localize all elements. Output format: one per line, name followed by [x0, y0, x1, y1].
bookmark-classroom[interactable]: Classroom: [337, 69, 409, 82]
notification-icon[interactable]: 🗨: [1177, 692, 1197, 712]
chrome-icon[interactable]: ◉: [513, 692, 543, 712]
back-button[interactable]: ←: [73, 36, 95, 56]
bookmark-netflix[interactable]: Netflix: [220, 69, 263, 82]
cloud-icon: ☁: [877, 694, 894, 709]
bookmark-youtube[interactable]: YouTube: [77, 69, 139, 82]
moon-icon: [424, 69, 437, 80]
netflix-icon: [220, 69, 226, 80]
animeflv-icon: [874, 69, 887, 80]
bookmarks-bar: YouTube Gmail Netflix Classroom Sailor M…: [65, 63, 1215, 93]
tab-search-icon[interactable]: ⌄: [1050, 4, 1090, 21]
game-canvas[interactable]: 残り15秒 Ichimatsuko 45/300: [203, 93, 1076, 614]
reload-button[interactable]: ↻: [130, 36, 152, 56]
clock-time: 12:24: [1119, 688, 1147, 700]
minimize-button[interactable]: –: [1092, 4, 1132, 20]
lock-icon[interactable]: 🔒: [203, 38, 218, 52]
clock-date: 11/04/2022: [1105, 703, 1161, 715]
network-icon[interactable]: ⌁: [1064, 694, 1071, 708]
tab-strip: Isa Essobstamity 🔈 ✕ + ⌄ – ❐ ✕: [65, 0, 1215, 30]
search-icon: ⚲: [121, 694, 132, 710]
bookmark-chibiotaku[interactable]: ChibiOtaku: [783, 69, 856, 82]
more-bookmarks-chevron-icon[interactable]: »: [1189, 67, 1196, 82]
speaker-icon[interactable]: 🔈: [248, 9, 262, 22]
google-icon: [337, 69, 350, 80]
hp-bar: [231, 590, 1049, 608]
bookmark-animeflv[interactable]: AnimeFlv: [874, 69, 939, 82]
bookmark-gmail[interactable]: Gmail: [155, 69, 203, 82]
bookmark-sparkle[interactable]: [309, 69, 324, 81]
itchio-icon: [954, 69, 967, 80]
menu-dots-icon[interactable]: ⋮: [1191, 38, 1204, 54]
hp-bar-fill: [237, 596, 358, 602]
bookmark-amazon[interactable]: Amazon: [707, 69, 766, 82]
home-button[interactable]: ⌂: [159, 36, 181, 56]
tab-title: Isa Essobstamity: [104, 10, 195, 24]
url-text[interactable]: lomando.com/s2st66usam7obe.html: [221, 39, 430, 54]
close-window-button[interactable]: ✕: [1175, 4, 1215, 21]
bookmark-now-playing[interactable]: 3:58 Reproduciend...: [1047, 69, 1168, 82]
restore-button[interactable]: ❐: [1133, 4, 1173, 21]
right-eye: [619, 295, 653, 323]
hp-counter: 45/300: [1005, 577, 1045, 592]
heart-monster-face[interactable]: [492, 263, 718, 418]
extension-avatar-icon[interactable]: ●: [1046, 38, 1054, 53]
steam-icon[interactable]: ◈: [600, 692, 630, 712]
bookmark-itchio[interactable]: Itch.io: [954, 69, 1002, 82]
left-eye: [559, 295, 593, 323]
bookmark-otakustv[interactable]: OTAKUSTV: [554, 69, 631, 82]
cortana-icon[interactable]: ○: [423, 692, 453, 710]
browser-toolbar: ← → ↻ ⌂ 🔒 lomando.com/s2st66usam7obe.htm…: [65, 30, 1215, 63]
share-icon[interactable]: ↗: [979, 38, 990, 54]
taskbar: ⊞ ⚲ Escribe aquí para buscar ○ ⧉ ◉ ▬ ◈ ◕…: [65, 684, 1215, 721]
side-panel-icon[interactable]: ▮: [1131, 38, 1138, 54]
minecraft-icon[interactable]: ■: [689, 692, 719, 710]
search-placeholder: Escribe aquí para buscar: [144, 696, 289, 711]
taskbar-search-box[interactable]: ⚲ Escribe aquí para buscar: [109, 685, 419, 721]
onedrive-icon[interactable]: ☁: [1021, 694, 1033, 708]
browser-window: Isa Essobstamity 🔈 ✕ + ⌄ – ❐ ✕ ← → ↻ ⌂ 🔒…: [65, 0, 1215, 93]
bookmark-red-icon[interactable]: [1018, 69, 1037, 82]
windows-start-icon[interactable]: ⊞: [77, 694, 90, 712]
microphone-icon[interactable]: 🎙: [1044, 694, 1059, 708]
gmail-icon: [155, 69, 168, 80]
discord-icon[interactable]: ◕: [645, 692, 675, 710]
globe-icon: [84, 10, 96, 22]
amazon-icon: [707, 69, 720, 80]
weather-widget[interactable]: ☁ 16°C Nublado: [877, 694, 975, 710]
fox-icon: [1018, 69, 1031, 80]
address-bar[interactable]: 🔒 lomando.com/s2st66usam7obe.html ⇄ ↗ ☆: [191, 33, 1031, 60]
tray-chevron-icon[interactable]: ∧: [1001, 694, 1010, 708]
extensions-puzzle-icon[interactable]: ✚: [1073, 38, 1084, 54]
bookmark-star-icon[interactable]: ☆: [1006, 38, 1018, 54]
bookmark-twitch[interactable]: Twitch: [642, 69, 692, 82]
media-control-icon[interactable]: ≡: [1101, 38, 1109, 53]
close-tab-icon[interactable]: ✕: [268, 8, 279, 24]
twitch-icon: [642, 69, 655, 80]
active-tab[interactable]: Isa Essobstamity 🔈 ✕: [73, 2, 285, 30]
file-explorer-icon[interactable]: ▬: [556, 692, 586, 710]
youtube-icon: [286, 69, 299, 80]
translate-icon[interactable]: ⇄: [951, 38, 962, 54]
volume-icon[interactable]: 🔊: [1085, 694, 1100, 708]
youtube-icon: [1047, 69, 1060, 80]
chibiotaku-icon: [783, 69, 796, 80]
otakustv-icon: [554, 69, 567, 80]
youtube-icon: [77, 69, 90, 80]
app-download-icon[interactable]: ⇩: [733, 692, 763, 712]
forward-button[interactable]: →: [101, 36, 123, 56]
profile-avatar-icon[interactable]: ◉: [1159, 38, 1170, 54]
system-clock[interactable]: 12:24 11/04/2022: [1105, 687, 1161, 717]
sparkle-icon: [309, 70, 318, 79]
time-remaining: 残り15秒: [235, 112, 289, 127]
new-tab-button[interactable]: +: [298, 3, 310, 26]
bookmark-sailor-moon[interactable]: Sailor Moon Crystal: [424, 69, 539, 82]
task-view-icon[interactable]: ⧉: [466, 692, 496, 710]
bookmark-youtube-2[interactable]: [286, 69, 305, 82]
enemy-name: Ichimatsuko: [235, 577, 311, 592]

* * *

- **Task**:
Rewrite the lines of all the records, replacing "game-canvas" with "play-area" and leaving everything else unchanged.

- **Result of this task**:
localize all elements. Output format: one per line, name followed by [x0, y0, x1, y1].
bookmark-classroom[interactable]: Classroom: [337, 69, 409, 82]
notification-icon[interactable]: 🗨: [1177, 692, 1197, 712]
chrome-icon[interactable]: ◉: [513, 692, 543, 712]
back-button[interactable]: ←: [73, 36, 95, 56]
bookmark-netflix[interactable]: Netflix: [220, 69, 263, 82]
cloud-icon: ☁: [877, 694, 894, 709]
bookmark-youtube[interactable]: YouTube: [77, 69, 139, 82]
moon-icon: [424, 69, 437, 80]
netflix-icon: [220, 69, 226, 80]
animeflv-icon: [874, 69, 887, 80]
bookmarks-bar: YouTube Gmail Netflix Classroom Sailor M…: [65, 63, 1215, 93]
tab-search-icon[interactable]: ⌄: [1050, 4, 1090, 21]
play-area[interactable]: 残り15秒 Ichimatsuko 45/300: [203, 93, 1076, 614]
reload-button[interactable]: ↻: [130, 36, 152, 56]
clock-time: 12:24: [1119, 688, 1147, 700]
minimize-button[interactable]: –: [1092, 4, 1132, 20]
lock-icon[interactable]: 🔒: [203, 38, 218, 52]
clock-date: 11/04/2022: [1105, 703, 1161, 715]
network-icon[interactable]: ⌁: [1064, 694, 1071, 708]
tab-strip: Isa Essobstamity 🔈 ✕ + ⌄ – ❐ ✕: [65, 0, 1215, 30]
search-icon: ⚲: [121, 694, 132, 710]
bookmark-chibiotaku[interactable]: ChibiOtaku: [783, 69, 856, 82]
more-bookmarks-chevron-icon[interactable]: »: [1189, 67, 1196, 82]
speaker-icon[interactable]: 🔈: [248, 9, 262, 22]
google-icon: [337, 69, 350, 80]
hp-bar: [231, 590, 1049, 608]
bookmark-animeflv[interactable]: AnimeFlv: [874, 69, 939, 82]
bookmark-gmail[interactable]: Gmail: [155, 69, 203, 82]
bookmark-sparkle[interactable]: [309, 69, 324, 81]
itchio-icon: [954, 69, 967, 80]
menu-dots-icon[interactable]: ⋮: [1191, 38, 1204, 54]
hp-bar-fill: [237, 596, 358, 602]
bookmark-amazon[interactable]: Amazon: [707, 69, 766, 82]
home-button[interactable]: ⌂: [159, 36, 181, 56]
tab-title: Isa Essobstamity: [104, 10, 195, 24]
url-text[interactable]: lomando.com/s2st66usam7obe.html: [221, 39, 430, 54]
close-window-button[interactable]: ✕: [1175, 4, 1215, 21]
bookmark-now-playing[interactable]: 3:58 Reproduciend...: [1047, 69, 1168, 82]
restore-button[interactable]: ❐: [1133, 4, 1173, 21]
right-eye: [619, 295, 653, 323]
hp-counter: 45/300: [1005, 577, 1045, 592]
heart-monster-face[interactable]: [492, 263, 718, 418]
extension-avatar-icon[interactable]: ●: [1046, 38, 1054, 53]
steam-icon[interactable]: ◈: [600, 692, 630, 712]
bookmark-itchio[interactable]: Itch.io: [954, 69, 1002, 82]
left-eye: [559, 295, 593, 323]
bookmark-otakustv[interactable]: OTAKUSTV: [554, 69, 631, 82]
cortana-icon[interactable]: ○: [423, 692, 453, 710]
browser-toolbar: ← → ↻ ⌂ 🔒 lomando.com/s2st66usam7obe.htm…: [65, 30, 1215, 63]
share-icon[interactable]: ↗: [979, 38, 990, 54]
taskbar: ⊞ ⚲ Escribe aquí para buscar ○ ⧉ ◉ ▬ ◈ ◕…: [65, 684, 1215, 721]
side-panel-icon[interactable]: ▮: [1131, 38, 1138, 54]
minecraft-icon[interactable]: ■: [689, 692, 719, 710]
search-placeholder: Escribe aquí para buscar: [144, 696, 289, 711]
taskbar-search-box[interactable]: ⚲ Escribe aquí para buscar: [109, 685, 419, 721]
onedrive-icon[interactable]: ☁: [1021, 694, 1033, 708]
browser-window: Isa Essobstamity 🔈 ✕ + ⌄ – ❐ ✕ ← → ↻ ⌂ 🔒…: [65, 0, 1215, 93]
bookmark-red-icon[interactable]: [1018, 69, 1037, 82]
windows-start-icon[interactable]: ⊞: [77, 694, 90, 712]
microphone-icon[interactable]: 🎙: [1044, 694, 1059, 708]
gmail-icon: [155, 69, 168, 80]
discord-icon[interactable]: ◕: [645, 692, 675, 710]
globe-icon: [84, 10, 96, 22]
amazon-icon: [707, 69, 720, 80]
weather-widget[interactable]: ☁ 16°C Nublado: [877, 694, 975, 710]
fox-icon: [1018, 69, 1031, 80]
address-bar[interactable]: 🔒 lomando.com/s2st66usam7obe.html ⇄ ↗ ☆: [191, 33, 1031, 60]
tray-chevron-icon[interactable]: ∧: [1001, 694, 1010, 708]
extensions-puzzle-icon[interactable]: ✚: [1073, 38, 1084, 54]
bookmark-star-icon[interactable]: ☆: [1006, 38, 1018, 54]
bookmark-twitch[interactable]: Twitch: [642, 69, 692, 82]
media-control-icon[interactable]: ≡: [1101, 38, 1109, 53]
close-tab-icon[interactable]: ✕: [268, 8, 279, 24]
twitch-icon: [642, 69, 655, 80]
active-tab[interactable]: Isa Essobstamity 🔈 ✕: [73, 2, 285, 30]
file-explorer-icon[interactable]: ▬: [556, 692, 586, 710]
youtube-icon: [286, 69, 299, 80]
translate-icon[interactable]: ⇄: [951, 38, 962, 54]
volume-icon[interactable]: 🔊: [1085, 694, 1100, 708]
youtube-icon: [1047, 69, 1060, 80]
chibiotaku-icon: [783, 69, 796, 80]
otakustv-icon: [554, 69, 567, 80]
youtube-icon: [77, 69, 90, 80]
app-download-icon[interactable]: ⇩: [733, 692, 763, 712]
forward-button[interactable]: →: [101, 36, 123, 56]
profile-avatar-icon[interactable]: ◉: [1159, 38, 1170, 54]
system-clock[interactable]: 12:24 11/04/2022: [1105, 687, 1161, 717]
sparkle-icon: [309, 70, 318, 79]
time-remaining: 残り15秒: [235, 112, 289, 127]
new-tab-button[interactable]: +: [298, 3, 310, 26]
bookmark-sailor-moon[interactable]: Sailor Moon Crystal: [424, 69, 539, 82]
task-view-icon[interactable]: ⧉: [466, 692, 496, 710]
bookmark-youtube-2[interactable]: [286, 69, 305, 82]
enemy-name: Ichimatsuko: [235, 577, 311, 592]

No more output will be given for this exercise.